[What is asked] Look through the lines below and extract any with the word "HFBC".

[Information given]
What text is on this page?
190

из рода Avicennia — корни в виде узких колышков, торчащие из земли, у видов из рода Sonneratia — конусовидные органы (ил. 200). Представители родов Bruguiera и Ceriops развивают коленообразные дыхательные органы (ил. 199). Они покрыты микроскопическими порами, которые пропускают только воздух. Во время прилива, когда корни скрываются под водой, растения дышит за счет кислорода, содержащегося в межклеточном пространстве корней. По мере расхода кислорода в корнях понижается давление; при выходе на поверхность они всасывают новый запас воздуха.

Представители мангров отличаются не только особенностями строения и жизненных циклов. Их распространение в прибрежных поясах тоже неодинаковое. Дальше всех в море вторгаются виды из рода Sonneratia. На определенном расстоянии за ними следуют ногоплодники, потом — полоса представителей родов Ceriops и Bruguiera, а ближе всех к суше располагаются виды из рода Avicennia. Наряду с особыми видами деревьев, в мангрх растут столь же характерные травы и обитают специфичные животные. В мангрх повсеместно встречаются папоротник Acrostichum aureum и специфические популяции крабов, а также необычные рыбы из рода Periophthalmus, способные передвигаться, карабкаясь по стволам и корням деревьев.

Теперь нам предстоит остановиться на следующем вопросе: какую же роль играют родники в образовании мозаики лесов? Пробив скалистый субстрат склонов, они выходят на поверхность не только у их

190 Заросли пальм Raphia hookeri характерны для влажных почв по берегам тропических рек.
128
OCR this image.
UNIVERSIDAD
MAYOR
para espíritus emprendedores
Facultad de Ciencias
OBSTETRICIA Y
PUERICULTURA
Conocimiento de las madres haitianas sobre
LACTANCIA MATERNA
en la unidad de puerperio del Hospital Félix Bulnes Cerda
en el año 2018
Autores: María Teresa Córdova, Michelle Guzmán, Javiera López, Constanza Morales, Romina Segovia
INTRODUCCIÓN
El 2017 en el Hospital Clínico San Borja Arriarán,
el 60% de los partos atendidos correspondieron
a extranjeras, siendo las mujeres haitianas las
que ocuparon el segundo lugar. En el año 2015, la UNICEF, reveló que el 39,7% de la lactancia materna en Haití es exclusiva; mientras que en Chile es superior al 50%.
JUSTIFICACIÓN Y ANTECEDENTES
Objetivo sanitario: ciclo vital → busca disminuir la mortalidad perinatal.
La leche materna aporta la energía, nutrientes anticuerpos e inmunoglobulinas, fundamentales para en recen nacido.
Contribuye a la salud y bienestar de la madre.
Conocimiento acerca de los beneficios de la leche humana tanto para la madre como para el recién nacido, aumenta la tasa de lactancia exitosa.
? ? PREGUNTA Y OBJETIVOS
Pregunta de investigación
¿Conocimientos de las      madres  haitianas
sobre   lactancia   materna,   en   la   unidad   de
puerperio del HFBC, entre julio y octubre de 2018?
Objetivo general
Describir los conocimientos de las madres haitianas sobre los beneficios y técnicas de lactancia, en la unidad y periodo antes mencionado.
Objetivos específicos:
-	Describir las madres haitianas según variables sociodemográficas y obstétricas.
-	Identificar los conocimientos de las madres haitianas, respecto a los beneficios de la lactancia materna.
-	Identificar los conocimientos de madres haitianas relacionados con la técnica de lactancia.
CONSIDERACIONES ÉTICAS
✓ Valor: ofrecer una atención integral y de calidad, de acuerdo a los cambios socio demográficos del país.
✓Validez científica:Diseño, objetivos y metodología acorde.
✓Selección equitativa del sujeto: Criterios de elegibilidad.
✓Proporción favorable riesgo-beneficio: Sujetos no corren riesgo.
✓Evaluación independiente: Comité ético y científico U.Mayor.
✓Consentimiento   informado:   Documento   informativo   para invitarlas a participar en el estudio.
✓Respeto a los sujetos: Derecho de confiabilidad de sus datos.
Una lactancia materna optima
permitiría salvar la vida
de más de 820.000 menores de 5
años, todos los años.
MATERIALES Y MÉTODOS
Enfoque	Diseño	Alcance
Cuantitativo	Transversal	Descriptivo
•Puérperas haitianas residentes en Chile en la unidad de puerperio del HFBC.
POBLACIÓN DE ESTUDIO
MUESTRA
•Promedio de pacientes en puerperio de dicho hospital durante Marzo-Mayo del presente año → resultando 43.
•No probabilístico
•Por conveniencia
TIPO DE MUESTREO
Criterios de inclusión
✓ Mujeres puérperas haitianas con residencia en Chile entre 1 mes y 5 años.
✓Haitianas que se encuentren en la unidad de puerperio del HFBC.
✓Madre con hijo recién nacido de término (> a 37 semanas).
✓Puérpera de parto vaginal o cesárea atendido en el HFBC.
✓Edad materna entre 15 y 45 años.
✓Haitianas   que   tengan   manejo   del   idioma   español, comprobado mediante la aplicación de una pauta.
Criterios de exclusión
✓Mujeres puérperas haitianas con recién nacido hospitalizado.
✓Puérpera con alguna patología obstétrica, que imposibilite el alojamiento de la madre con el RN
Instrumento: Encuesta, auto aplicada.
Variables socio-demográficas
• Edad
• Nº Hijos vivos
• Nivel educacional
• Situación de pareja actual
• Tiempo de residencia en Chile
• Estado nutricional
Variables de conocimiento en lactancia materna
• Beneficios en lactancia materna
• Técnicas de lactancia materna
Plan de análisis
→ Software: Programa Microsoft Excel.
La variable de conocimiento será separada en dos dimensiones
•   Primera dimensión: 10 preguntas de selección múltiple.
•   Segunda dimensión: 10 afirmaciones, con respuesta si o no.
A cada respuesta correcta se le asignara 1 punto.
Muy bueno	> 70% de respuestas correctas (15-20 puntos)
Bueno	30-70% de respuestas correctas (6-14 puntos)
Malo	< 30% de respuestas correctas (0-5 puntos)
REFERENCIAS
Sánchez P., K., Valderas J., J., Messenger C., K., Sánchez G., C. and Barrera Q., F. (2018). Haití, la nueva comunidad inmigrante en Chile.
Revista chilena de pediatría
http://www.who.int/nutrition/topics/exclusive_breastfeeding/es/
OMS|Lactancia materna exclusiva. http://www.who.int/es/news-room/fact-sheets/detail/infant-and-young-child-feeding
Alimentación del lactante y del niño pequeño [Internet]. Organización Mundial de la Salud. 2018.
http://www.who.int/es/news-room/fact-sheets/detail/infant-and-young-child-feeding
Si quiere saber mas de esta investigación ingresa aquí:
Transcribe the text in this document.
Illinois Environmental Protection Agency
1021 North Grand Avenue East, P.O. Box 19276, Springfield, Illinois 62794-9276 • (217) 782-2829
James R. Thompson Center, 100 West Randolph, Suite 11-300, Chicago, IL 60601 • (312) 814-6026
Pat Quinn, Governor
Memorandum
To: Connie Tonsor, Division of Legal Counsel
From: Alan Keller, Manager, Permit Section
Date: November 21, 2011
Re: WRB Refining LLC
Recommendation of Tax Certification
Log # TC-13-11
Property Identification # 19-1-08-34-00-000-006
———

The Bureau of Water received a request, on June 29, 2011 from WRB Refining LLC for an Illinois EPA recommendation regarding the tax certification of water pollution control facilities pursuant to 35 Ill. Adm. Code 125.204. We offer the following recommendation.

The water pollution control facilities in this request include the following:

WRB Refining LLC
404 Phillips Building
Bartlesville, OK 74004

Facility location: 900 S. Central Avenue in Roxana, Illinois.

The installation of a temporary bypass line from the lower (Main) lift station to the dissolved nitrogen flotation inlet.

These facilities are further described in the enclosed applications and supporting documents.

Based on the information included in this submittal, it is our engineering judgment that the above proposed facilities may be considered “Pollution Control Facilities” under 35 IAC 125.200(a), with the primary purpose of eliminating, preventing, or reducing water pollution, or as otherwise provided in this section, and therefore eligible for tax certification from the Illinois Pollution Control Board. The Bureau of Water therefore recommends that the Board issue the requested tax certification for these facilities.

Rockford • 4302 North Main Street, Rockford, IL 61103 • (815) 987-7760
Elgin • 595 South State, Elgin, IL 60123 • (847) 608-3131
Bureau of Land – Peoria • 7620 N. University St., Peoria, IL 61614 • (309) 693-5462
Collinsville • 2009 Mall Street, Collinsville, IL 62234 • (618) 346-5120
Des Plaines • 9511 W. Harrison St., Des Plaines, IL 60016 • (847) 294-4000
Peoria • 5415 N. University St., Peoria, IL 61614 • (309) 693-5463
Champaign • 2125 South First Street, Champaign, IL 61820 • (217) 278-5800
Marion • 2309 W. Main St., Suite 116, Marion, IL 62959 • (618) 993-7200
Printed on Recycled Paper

[Right answer]
puerperio del HFBC, entre julio y octubre de 2018?
•Puérperas haitianas residentes en Chile en la unidad de puerperio del HFBC.
✓Haitianas que se encuentren en la unidad de puerperio del HFBC.
✓Puérpera de parto vaginal o cesárea atendido en el HFBC.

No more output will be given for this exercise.